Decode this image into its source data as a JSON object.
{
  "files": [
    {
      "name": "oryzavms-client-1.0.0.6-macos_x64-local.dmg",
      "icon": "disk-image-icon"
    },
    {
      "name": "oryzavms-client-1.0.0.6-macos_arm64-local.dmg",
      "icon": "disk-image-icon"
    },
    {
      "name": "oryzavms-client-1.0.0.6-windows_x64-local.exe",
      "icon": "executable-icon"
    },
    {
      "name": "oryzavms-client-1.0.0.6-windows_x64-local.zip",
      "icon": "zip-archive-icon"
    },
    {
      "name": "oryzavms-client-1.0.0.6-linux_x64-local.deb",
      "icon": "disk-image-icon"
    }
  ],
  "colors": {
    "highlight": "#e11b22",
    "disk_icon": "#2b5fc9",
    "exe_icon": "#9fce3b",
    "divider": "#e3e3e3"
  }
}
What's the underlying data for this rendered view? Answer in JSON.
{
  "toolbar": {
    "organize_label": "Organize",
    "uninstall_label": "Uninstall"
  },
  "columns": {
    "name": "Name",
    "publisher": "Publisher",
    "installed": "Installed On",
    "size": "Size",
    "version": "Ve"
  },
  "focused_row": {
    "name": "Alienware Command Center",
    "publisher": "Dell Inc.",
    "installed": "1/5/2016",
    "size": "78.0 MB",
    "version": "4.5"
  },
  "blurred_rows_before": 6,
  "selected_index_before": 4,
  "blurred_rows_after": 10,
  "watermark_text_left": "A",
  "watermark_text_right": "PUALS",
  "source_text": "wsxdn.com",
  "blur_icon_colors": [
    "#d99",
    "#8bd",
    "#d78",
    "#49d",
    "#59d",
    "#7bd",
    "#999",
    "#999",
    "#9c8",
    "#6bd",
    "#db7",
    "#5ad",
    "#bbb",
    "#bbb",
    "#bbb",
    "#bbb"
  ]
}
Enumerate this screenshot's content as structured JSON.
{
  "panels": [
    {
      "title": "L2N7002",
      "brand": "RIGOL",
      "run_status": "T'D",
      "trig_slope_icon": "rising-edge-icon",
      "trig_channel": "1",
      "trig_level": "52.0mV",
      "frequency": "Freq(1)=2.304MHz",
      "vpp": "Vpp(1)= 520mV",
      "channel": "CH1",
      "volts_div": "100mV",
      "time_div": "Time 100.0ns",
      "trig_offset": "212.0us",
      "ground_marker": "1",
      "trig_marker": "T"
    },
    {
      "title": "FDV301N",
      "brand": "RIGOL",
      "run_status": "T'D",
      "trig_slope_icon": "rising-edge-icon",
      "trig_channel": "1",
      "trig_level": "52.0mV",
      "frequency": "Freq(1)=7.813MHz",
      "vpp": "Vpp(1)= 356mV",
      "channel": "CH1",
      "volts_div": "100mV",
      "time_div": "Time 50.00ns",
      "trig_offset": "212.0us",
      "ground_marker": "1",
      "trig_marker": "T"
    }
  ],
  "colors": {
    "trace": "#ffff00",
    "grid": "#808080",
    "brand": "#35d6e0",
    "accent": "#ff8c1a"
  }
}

· · ·

PROBLEM REQUIREMENTS - Exactly reproduce every record.

EXERCISE OUTPUT -
Decode this image into its source data as a JSON object.
{
  "files": [
    {
      "name": "oryzavms-client-1.0.0.6-macos_x64-local.dmg",
      "icon": "disk-image-icon"
    },
    {
      "name": "oryzavms-client-1.0.0.6-macos_arm64-local.dmg",
      "icon": "disk-image-icon"
    },
    {
      "name": "oryzavms-client-1.0.0.6-windows_x64-local.exe",
      "icon": "executable-icon"
    },
    {
      "name": "oryzavms-client-1.0.0.6-windows_x64-local.zip",
      "icon": "zip-archive-icon"
    },
    {
      "name": "oryzavms-client-1.0.0.6-linux_x64-local.deb",
      "icon": "disk-image-icon"
    }
  ],
  "colors": {
    "highlight": "#e11b22",
    "disk_icon": "#2b5fc9",
    "exe_icon": "#9fce3b",
    "divider": "#e3e3e3"
  }
}
What's the underlying data for this rendered view? Answer in JSON.
{
  "toolbar": {
    "organize_label": "Organize",
    "uninstall_label": "Uninstall"
  },
  "columns": {
    "name": "Name",
    "publisher": "Publisher",
    "installed": "Installed On",
    "size": "Size",
    "version": "Ve"
  },
  "focused_row": {
    "name": "Alienware Command Center",
    "publisher": "Dell Inc.",
    "installed": "1/5/2016",
    "size": "78.0 MB",
    "version": "4.5"
  },
  "blurred_rows_before": 6,
  "selected_index_before": 4,
  "blurred_rows_after": 10,
  "watermark_text_left": "A",
  "watermark_text_right": "PUALS",
  "source_text": "wsxdn.com",
  "blur_icon_colors": [
    "#d99",
    "#8bd",
    "#d78",
    "#49d",
    "#59d",
    "#7bd",
    "#999",
    "#999",
    "#9c8",
    "#6bd",
    "#db7",
    "#5ad",
    "#bbb",
    "#bbb",
    "#bbb",
    "#bbb"
  ]
}
Enumerate this screenshot's content as structured JSON.
{
  "panels": [
    {
      "title": "L2N7002",
      "brand": "RIGOL",
      "run_status": "T'D",
      "trig_slope_icon": "rising-edge-icon",
      "trig_channel": "1",
      "trig_level": "52.0mV",
      "frequency": "Freq(1)=2.304MHz",
      "vpp": "Vpp(1)= 520mV",
      "channel": "CH1",
      "volts_div": "100mV",
      "time_div": "Time 100.0ns",
      "trig_offset": "212.0us",
      "ground_marker": "1",
      "trig_marker": "T"
    },
    {
      "title": "FDV301N",
      "brand": "RIGOL",
      "run_status": "T'D",
      "trig_slope_icon": "rising-edge-icon",
      "trig_channel": "1",
      "trig_level": "52.0mV",
      "frequency": "Freq(1)=7.813MHz",
      "vpp": "Vpp(1)= 356mV",
      "channel": "CH1",
      "volts_div": "100mV",
      "time_div": "Time 50.00ns",
      "trig_offset": "212.0us",
      "ground_marker": "1",
      "trig_marker": "T"
    }
  ],
  "colors": {
    "trace": "#ffff00",
    "grid": "#808080",
    "brand": "#35d6e0",
    "accent": "#ff8c1a"
  }
}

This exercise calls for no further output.